# What you should do
Keep only those lines of the records that include the string "screenshot".

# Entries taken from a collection

— Begin —

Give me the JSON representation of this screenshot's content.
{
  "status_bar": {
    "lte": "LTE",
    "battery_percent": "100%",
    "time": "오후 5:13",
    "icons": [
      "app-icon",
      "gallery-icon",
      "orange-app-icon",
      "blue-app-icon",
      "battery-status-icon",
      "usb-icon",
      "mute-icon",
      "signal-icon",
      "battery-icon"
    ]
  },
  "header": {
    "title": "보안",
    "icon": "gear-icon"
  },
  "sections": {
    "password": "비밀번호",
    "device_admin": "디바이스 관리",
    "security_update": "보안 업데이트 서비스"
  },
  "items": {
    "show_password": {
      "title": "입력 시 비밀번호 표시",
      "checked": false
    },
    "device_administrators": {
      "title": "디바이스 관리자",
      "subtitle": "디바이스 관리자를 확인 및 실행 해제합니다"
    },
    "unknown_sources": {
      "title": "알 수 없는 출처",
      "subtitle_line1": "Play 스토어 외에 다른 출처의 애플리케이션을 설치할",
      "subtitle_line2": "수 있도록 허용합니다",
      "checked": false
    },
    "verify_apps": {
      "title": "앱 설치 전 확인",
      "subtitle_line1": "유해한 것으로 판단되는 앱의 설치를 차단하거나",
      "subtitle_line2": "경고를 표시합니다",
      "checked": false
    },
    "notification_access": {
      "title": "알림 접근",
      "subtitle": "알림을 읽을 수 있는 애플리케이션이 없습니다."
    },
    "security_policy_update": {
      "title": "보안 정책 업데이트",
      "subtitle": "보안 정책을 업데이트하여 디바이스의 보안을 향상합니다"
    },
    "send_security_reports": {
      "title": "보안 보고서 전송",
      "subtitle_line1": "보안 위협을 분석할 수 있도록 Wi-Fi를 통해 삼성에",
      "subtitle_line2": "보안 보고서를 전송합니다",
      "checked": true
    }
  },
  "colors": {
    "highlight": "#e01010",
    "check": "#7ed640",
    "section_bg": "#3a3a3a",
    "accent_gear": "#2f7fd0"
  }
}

— End —
— Begin —

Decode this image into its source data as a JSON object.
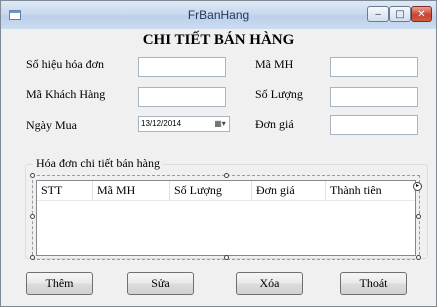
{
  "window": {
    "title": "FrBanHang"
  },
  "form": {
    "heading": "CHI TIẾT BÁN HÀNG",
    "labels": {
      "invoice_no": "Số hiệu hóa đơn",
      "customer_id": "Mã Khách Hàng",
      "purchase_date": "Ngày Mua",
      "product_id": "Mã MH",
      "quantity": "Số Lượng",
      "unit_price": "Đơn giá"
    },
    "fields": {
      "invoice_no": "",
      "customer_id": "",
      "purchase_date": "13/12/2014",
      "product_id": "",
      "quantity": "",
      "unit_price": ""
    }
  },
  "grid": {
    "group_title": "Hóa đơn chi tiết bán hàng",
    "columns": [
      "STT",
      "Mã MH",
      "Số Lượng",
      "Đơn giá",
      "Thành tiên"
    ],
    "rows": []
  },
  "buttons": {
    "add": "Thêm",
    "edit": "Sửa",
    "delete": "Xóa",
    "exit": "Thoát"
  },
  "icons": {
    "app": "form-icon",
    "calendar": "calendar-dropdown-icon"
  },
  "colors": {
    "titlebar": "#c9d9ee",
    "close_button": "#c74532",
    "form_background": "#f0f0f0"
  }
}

— End —
— Begin —

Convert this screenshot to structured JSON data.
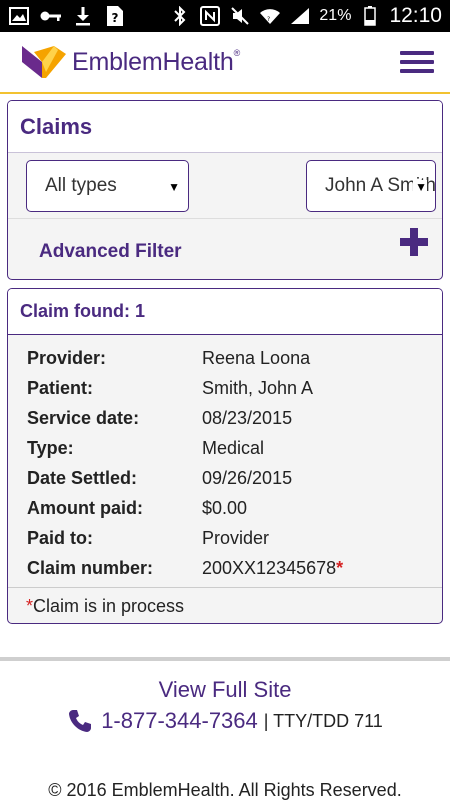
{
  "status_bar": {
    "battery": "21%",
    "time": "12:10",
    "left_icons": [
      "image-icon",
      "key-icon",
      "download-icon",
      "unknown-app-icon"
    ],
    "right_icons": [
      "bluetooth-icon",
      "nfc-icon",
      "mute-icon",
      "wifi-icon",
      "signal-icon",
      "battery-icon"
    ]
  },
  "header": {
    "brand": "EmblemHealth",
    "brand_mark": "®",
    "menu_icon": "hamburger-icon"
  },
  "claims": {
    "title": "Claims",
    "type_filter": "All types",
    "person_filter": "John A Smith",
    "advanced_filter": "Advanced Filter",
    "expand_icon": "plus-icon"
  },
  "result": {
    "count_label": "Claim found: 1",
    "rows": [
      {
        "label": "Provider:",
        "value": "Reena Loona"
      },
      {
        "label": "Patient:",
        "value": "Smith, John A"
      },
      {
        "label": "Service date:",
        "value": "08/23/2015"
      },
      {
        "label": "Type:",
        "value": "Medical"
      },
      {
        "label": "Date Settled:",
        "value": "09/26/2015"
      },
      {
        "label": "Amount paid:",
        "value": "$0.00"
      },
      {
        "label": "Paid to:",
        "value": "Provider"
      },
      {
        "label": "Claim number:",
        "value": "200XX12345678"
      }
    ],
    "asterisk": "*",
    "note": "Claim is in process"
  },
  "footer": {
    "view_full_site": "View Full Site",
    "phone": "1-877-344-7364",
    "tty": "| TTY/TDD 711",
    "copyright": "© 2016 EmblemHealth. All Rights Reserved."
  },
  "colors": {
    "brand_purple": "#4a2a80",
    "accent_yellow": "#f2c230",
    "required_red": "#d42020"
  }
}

— End —

# Written reply
Give me the JSON representation of this screenshot's content.
Convert this screenshot to structured JSON data.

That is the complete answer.